— BEGIN —
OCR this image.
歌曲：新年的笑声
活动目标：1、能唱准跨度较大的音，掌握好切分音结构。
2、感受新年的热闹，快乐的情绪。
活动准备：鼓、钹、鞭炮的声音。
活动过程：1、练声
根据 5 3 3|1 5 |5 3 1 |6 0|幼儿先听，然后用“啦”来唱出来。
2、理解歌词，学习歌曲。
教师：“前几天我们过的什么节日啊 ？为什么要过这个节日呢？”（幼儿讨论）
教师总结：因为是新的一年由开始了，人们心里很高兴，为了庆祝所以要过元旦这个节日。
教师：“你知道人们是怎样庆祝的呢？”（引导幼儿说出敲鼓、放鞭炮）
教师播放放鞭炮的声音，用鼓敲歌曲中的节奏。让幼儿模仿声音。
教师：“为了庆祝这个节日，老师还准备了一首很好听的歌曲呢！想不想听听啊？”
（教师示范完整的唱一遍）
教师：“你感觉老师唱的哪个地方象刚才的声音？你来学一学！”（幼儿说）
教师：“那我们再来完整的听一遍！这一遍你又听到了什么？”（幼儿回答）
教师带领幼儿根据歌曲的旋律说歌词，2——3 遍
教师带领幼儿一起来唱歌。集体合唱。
— END —
**EXERCISE INSTRUCTIONS**
Every line above should be written out again exactly as it stands.

**SOLUTION**
OCR this image.
歌曲：新年的笑声
活动目标：1、能唱准跨度较大的音，掌握好切分音结构。
2、感受新年的热闹，快乐的情绪。
活动准备：鼓、钹、鞭炮的声音。
活动过程：1、练声
根据 5 3 3|1 5 |5 3 1 |6 0|幼儿先听，然后用“啦”来唱出来。
2、理解歌词，学习歌曲。
教师：“前几天我们过的什么节日啊 ？为什么要过这个节日呢？”（幼儿讨论）
教师总结：因为是新的一年由开始了，人们心里很高兴，为了庆祝所以要过元旦这个节日。
教师：“你知道人们是怎样庆祝的呢？”（引导幼儿说出敲鼓、放鞭炮）
教师播放放鞭炮的声音，用鼓敲歌曲中的节奏。让幼儿模仿声音。
教师：“为了庆祝这个节日，老师还准备了一首很好听的歌曲呢！想不想听听啊？”
（教师示范完整的唱一遍）
教师：“你感觉老师唱的哪个地方象刚才的声音？你来学一学！”（幼儿说）
教师：“那我们再来完整的听一遍！这一遍你又听到了什么？”（幼儿回答）
教师带领幼儿根据歌曲的旋律说歌词，2——3 遍
教师带领幼儿一起来唱歌。集体合唱。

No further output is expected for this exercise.